■ **Directions**
Search the records for "huit". Copy every line where it appears.

■ **Supplied data**
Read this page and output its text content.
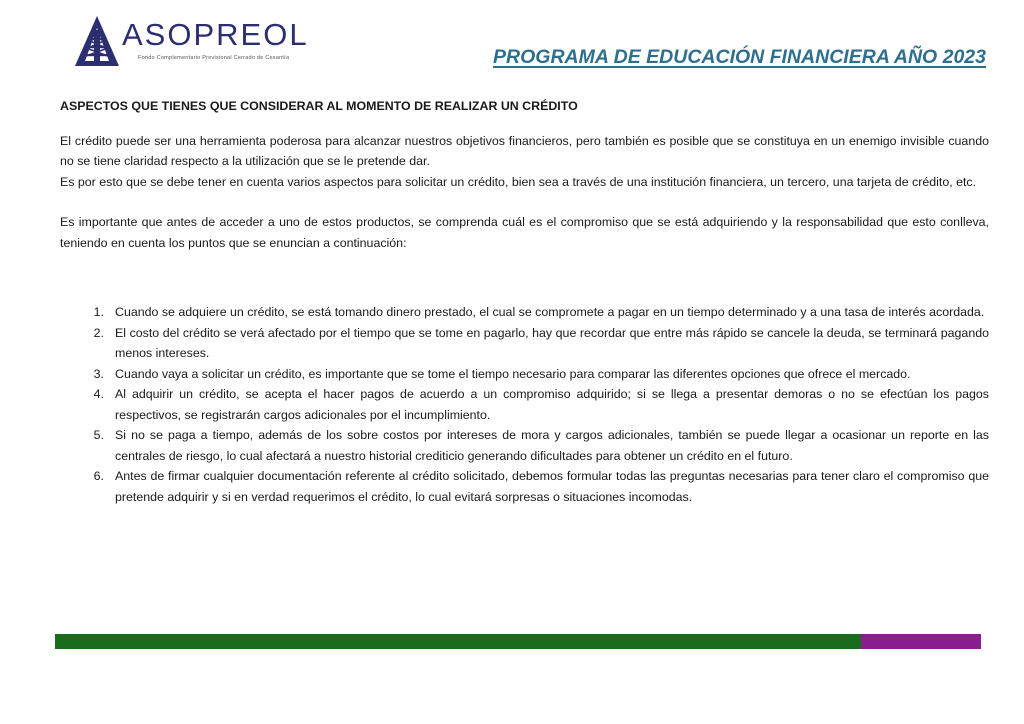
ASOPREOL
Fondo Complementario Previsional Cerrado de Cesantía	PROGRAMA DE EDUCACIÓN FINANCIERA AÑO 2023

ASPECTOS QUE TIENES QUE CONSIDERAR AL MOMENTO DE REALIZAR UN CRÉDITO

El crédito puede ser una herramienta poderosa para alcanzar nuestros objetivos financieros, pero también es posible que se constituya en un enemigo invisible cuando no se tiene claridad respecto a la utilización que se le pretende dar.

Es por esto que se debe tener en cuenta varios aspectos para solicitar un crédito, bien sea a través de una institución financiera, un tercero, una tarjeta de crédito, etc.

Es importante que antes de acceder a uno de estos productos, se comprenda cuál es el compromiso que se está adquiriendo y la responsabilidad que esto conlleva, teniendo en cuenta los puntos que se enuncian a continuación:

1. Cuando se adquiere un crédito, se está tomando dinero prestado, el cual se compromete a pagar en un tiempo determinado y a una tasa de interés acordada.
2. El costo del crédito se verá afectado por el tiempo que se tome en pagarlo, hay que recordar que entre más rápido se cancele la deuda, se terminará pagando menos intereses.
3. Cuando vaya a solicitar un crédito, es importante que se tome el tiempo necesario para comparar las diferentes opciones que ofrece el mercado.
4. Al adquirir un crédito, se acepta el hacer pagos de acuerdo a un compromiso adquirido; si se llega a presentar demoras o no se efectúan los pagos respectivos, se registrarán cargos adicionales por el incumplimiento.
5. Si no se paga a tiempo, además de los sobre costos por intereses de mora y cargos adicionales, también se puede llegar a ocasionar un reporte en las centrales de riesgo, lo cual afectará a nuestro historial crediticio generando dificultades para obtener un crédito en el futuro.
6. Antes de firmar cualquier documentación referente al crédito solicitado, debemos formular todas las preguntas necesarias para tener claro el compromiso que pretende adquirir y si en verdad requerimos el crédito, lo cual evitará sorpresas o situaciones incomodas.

...

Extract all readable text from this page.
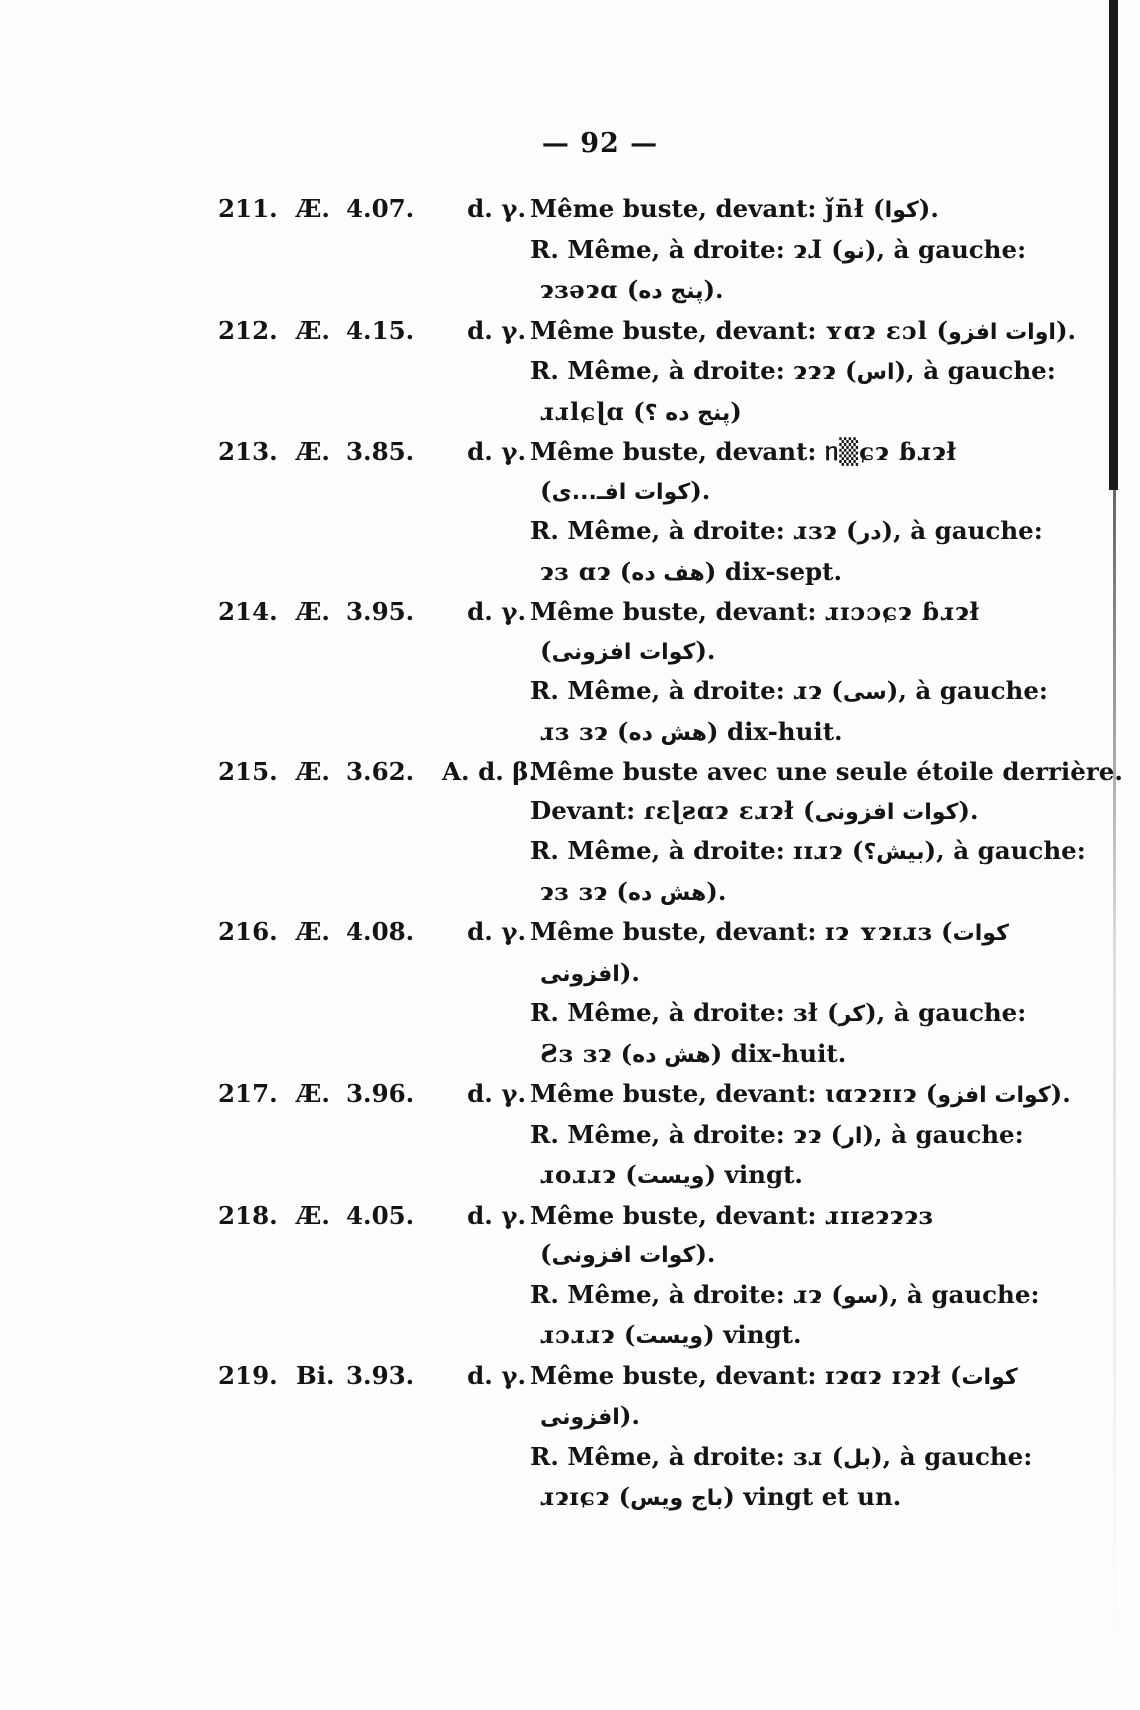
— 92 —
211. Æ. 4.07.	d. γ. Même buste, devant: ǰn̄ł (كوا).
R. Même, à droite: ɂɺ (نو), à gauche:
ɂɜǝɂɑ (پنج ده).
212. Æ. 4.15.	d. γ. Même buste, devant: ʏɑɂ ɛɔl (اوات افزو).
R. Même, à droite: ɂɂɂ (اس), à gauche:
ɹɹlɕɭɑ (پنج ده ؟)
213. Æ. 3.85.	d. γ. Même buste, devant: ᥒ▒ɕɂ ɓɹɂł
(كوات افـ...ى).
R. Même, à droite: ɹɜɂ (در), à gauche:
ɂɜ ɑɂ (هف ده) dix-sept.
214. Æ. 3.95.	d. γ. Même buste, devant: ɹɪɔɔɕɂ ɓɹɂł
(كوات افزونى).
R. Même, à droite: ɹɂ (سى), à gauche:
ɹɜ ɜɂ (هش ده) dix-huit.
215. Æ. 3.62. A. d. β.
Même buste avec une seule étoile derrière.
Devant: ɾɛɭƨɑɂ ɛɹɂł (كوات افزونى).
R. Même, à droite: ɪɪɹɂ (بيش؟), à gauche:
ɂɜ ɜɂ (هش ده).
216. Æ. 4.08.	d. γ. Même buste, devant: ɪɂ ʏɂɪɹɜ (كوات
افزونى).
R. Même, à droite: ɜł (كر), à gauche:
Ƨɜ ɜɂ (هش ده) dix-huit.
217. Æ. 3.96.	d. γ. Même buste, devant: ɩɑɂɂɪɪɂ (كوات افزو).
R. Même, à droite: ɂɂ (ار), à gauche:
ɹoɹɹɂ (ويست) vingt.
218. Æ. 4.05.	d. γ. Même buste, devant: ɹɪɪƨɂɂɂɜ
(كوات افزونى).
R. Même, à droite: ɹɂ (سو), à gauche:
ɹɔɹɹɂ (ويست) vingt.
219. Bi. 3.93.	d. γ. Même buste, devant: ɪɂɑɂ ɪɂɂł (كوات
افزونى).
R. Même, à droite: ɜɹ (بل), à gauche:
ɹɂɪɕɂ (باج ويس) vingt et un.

■ **Solution to this exercise**
ɹɜ ɜɂ (هش ده) dix-huit.
Ƨɜ ɜɂ (هش ده) dix-huit.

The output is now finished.